*Short problem*
Scan the entries below and extract each line with the word "MICRONS" in it.

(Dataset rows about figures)

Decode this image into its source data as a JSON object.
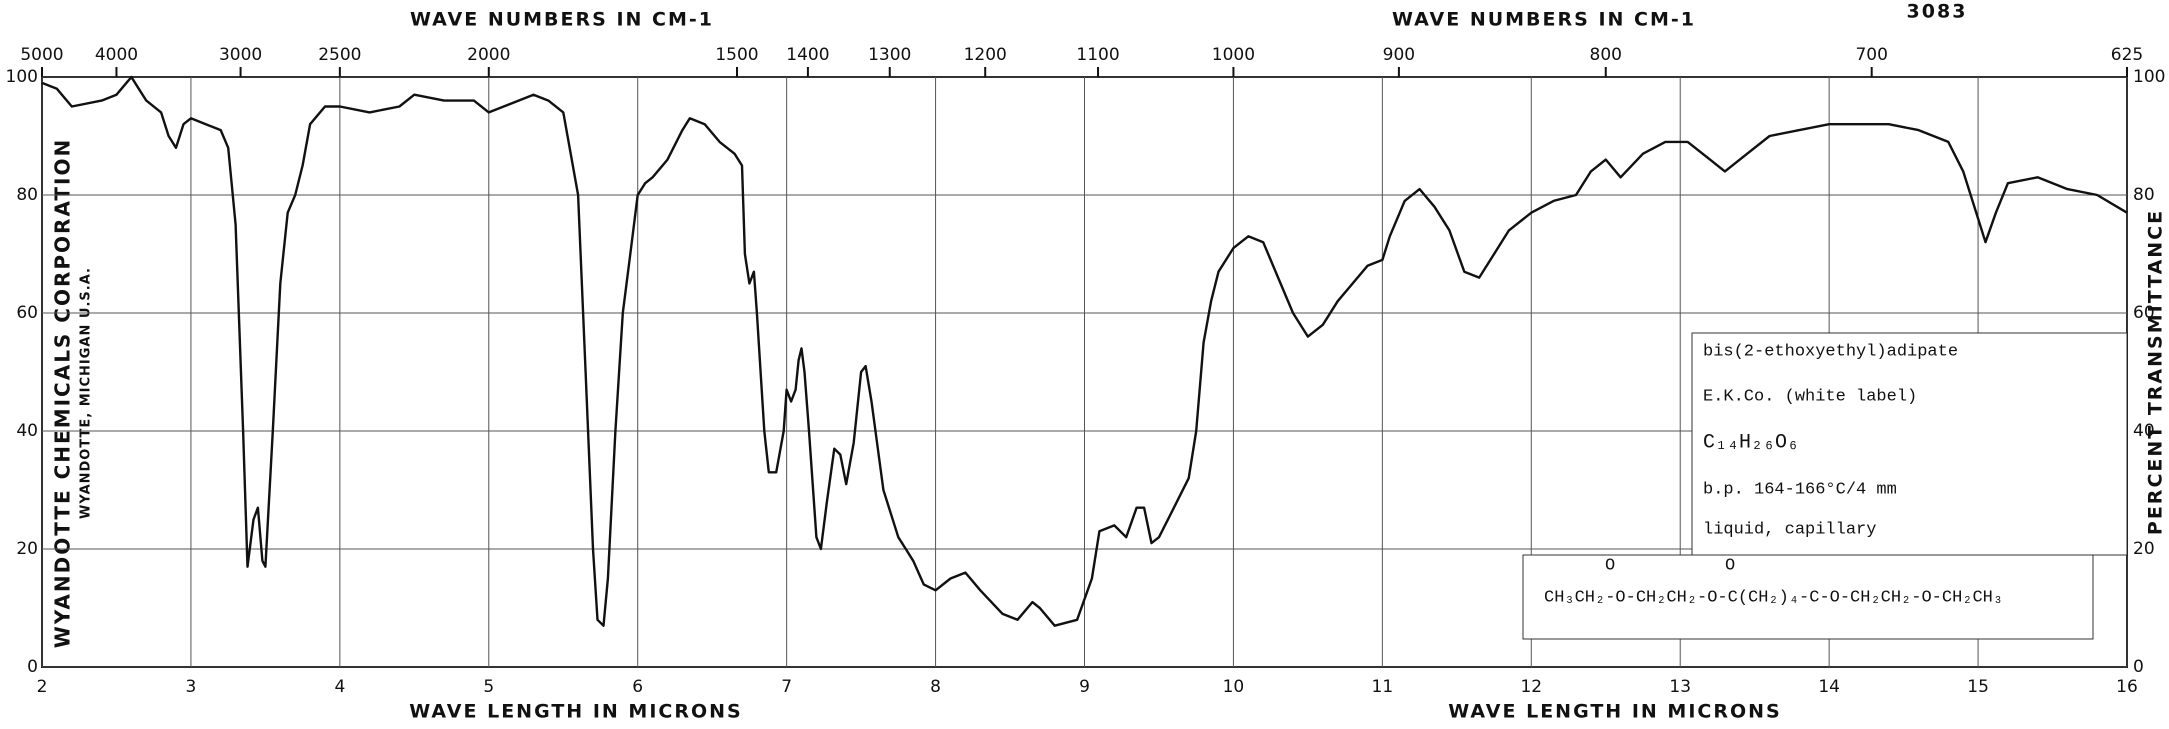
{
  "chart_data": {
    "type": "line",
    "serial": "3083",
    "x2labels": [
      "WAVE NUMBERS IN CM-1",
      "WAVE NUMBERS IN CM-1"
    ],
    "x2ticks": [
      5000,
      4000,
      3000,
      2500,
      2000,
      1500,
      1400,
      1300,
      1200,
      1100,
      1000,
      900,
      800,
      700,
      625
    ],
    "xlabels": [
      "WAVE LENGTH IN MICRONS",
      "WAVE LENGTH IN MICRONS"
    ],
    "ylabel": "PERCENT TRANSMITTANCE",
    "company": [
      "WYANDOTTE CHEMICALS CORPORATION",
      "WYANDOTTE, MICHIGAN U.S.A."
    ],
    "annotations": [
      "bis(2-ethoxyethyl)adipate",
      "E.K.Co. (white label)",
      "C₁₄H₂₆O₆",
      "b.p. 164-166°C/4 mm",
      "liquid, capillary"
    ],
    "formula": "CH₃CH₂-O-CH₂CH₂-O-C(CH₂)₄-C-O-CH₂CH₂-O-CH₂CH₃",
    "formula_oxygens": [
      "O",
      "O"
    ],
    "xlim": [
      2,
      16
    ],
    "xticks": [
      2,
      3,
      4,
      5,
      6,
      7,
      8,
      9,
      10,
      11,
      12,
      13,
      14,
      15,
      16
    ],
    "ylim": [
      0,
      100
    ],
    "yticks": [
      0,
      20,
      40,
      60,
      80,
      100
    ],
    "grid": true,
    "color": "#111111",
    "x": [
      2.0,
      2.1,
      2.2,
      2.4,
      2.5,
      2.6,
      2.65,
      2.7,
      2.8,
      2.85,
      2.9,
      2.95,
      3.0,
      3.1,
      3.2,
      3.25,
      3.3,
      3.35,
      3.38,
      3.42,
      3.45,
      3.48,
      3.5,
      3.55,
      3.6,
      3.65,
      3.7,
      3.75,
      3.8,
      3.9,
      4.0,
      4.2,
      4.4,
      4.5,
      4.7,
      4.9,
      5.0,
      5.1,
      5.2,
      5.3,
      5.4,
      5.5,
      5.6,
      5.65,
      5.7,
      5.73,
      5.77,
      5.8,
      5.85,
      5.9,
      5.95,
      6.0,
      6.05,
      6.1,
      6.2,
      6.3,
      6.35,
      6.45,
      6.55,
      6.65,
      6.7,
      6.72,
      6.75,
      6.78,
      6.8,
      6.85,
      6.88,
      6.93,
      6.98,
      7.0,
      7.03,
      7.06,
      7.08,
      7.1,
      7.12,
      7.15,
      7.2,
      7.23,
      7.27,
      7.32,
      7.36,
      7.4,
      7.45,
      7.5,
      7.53,
      7.57,
      7.65,
      7.75,
      7.8,
      7.85,
      7.92,
      8.0,
      8.1,
      8.2,
      8.3,
      8.45,
      8.55,
      8.65,
      8.7,
      8.8,
      8.95,
      9.05,
      9.1,
      9.2,
      9.28,
      9.35,
      9.4,
      9.45,
      9.5,
      9.6,
      9.7,
      9.75,
      9.8,
      9.85,
      9.9,
      10.0,
      10.1,
      10.2,
      10.3,
      10.4,
      10.5,
      10.6,
      10.7,
      10.8,
      10.9,
      11.0,
      11.05,
      11.15,
      11.25,
      11.35,
      11.45,
      11.55,
      11.65,
      11.75,
      11.85,
      12.0,
      12.15,
      12.3,
      12.4,
      12.5,
      12.6,
      12.75,
      12.9,
      13.05,
      13.2,
      13.3,
      13.45,
      13.6,
      13.8,
      14.0,
      14.2,
      14.4,
      14.6,
      14.8,
      14.9,
      15.0,
      15.05,
      15.12,
      15.2,
      15.4,
      15.6,
      15.8,
      16.0
    ],
    "values": [
      99,
      98,
      95,
      96,
      97,
      100,
      98,
      96,
      94,
      90,
      88,
      92,
      93,
      92,
      91,
      88,
      75,
      40,
      17,
      25,
      27,
      18,
      17,
      40,
      65,
      77,
      80,
      85,
      92,
      95,
      95,
      94,
      95,
      97,
      96,
      96,
      94,
      95,
      96,
      97,
      96,
      94,
      80,
      50,
      20,
      8,
      7,
      15,
      40,
      60,
      70,
      80,
      82,
      83,
      86,
      91,
      93,
      92,
      89,
      87,
      85,
      70,
      65,
      67,
      60,
      40,
      33,
      33,
      40,
      47,
      45,
      47,
      52,
      54,
      50,
      40,
      22,
      20,
      28,
      37,
      36,
      31,
      38,
      50,
      51,
      45,
      30,
      22,
      20,
      18,
      14,
      13,
      15,
      16,
      13,
      9,
      8,
      11,
      10,
      7,
      8,
      15,
      23,
      24,
      22,
      27,
      27,
      21,
      22,
      27,
      32,
      40,
      55,
      62,
      67,
      71,
      73,
      72,
      66,
      60,
      56,
      58,
      62,
      65,
      68,
      69,
      73,
      79,
      81,
      78,
      74,
      67,
      66,
      70,
      74,
      77,
      79,
      80,
      84,
      86,
      83,
      87,
      89,
      89,
      86,
      84,
      87,
      90,
      91,
      92,
      92,
      92,
      91,
      89,
      84,
      76,
      72,
      77,
      82,
      83,
      81,
      80,
      77
    ]
  }
}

*Answer for the task*
      "WAVE LENGTH IN MICRONS",
      "WAVE LENGTH IN MICRONS"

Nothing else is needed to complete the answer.